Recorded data
______________________________

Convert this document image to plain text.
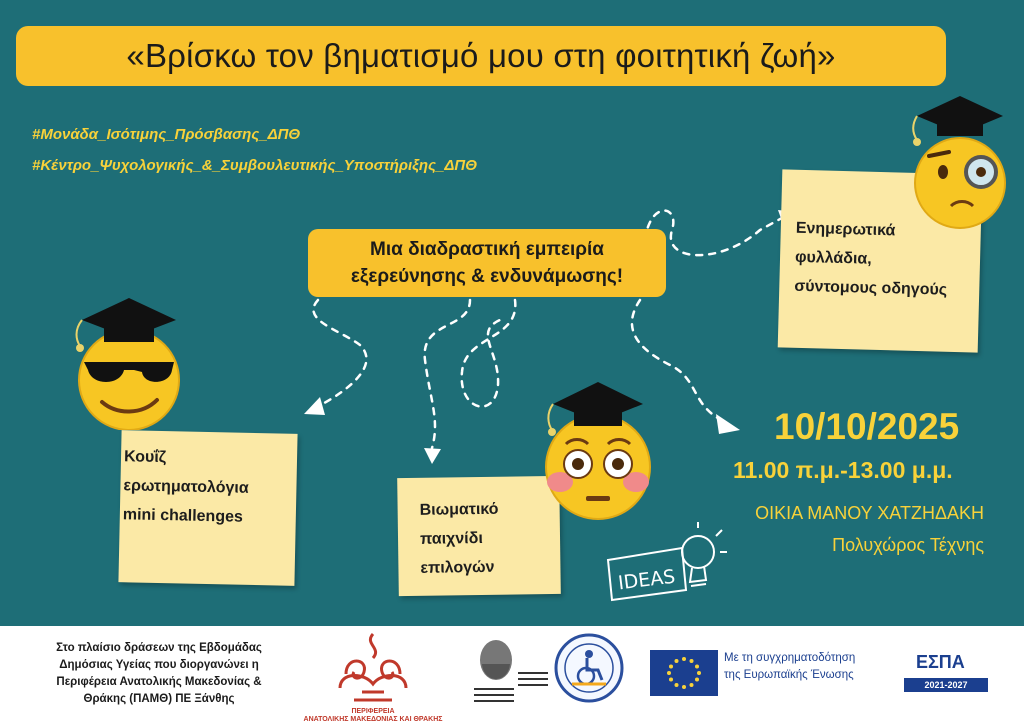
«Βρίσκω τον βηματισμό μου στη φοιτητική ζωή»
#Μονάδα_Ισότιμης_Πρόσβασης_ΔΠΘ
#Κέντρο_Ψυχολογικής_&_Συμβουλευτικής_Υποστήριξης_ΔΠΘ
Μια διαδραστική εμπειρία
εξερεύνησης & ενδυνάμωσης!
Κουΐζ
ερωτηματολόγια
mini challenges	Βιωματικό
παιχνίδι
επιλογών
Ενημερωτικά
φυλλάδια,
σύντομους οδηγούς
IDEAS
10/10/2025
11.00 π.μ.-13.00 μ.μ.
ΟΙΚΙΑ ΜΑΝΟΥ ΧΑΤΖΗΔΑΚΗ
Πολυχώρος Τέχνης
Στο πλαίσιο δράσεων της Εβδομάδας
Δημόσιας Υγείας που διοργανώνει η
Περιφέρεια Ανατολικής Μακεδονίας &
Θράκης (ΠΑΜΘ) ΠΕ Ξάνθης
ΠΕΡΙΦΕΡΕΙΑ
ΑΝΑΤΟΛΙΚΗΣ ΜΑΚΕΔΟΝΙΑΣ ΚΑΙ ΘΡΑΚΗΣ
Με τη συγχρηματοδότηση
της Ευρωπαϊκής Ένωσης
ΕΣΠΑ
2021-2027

______________________________

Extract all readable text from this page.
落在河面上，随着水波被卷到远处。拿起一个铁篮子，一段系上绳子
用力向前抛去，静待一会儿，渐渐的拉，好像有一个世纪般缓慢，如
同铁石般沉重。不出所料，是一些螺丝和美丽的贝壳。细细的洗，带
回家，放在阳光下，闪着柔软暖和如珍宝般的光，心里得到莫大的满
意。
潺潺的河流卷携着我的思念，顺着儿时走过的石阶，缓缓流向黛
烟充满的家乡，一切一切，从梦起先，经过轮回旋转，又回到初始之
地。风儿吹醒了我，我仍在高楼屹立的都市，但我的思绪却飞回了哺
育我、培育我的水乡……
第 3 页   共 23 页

______________________________

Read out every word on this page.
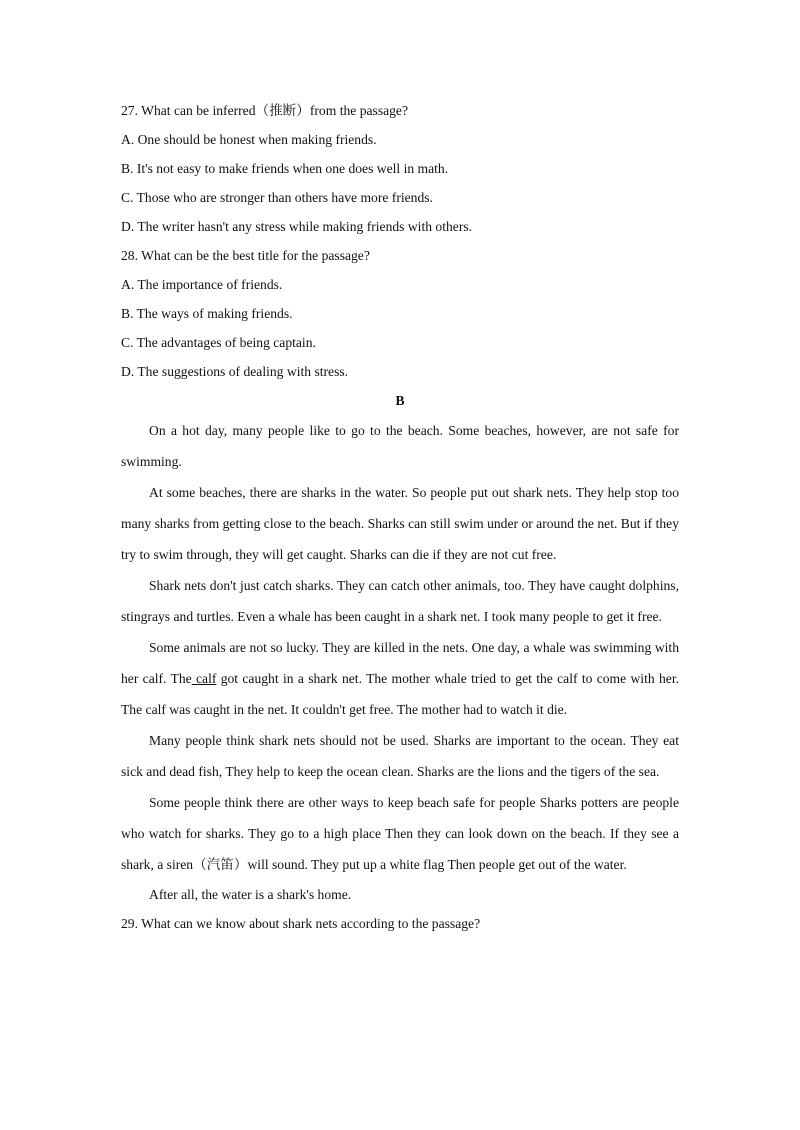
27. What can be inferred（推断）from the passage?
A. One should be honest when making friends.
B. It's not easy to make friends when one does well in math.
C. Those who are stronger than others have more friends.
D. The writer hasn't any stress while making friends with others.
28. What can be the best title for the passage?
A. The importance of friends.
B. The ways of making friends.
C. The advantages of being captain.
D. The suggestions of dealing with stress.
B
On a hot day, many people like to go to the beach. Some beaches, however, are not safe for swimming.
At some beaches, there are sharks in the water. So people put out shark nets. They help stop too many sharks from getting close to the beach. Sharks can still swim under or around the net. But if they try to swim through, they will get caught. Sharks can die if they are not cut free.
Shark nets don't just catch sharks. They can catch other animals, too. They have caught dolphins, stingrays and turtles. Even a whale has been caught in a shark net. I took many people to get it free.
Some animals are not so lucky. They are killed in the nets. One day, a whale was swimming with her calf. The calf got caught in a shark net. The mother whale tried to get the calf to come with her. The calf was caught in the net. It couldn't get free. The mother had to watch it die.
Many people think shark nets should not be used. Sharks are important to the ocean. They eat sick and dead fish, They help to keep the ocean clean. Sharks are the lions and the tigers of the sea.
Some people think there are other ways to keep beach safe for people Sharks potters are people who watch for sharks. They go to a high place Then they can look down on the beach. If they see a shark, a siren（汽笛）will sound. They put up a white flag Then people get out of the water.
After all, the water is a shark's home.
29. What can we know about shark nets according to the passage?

______________________________

**GIVEN PROBLEM:** Find the lines that include the string "people", then copy each of them.

**TASK SOLUTION:**
On a hot day, many people like to go to the beach. Some beaches, however, are not safe for swimming.
At some beaches, there are sharks in the water. So people put out shark nets. They help stop too many sharks from getting close to the beach. Sharks can still swim under or around the net. But if they try to swim through, they will get caught. Sharks can die if they are not cut free.
Shark nets don't just catch sharks. They can catch other animals, too. They have caught dolphins, stingrays and turtles. Even a whale has been caught in a shark net. I took many people to get it free.
Many people think shark nets should not be used. Sharks are important to the ocean. They eat sick and dead fish, They help to keep the ocean clean. Sharks are the lions and the tigers of the sea.
Some people think there are other ways to keep beach safe for people Sharks potters are people who watch for sharks. They go to a high place Then they can look down on the beach. If they see a shark, a siren（汽笛）will sound. They put up a white flag Then people get out of the water.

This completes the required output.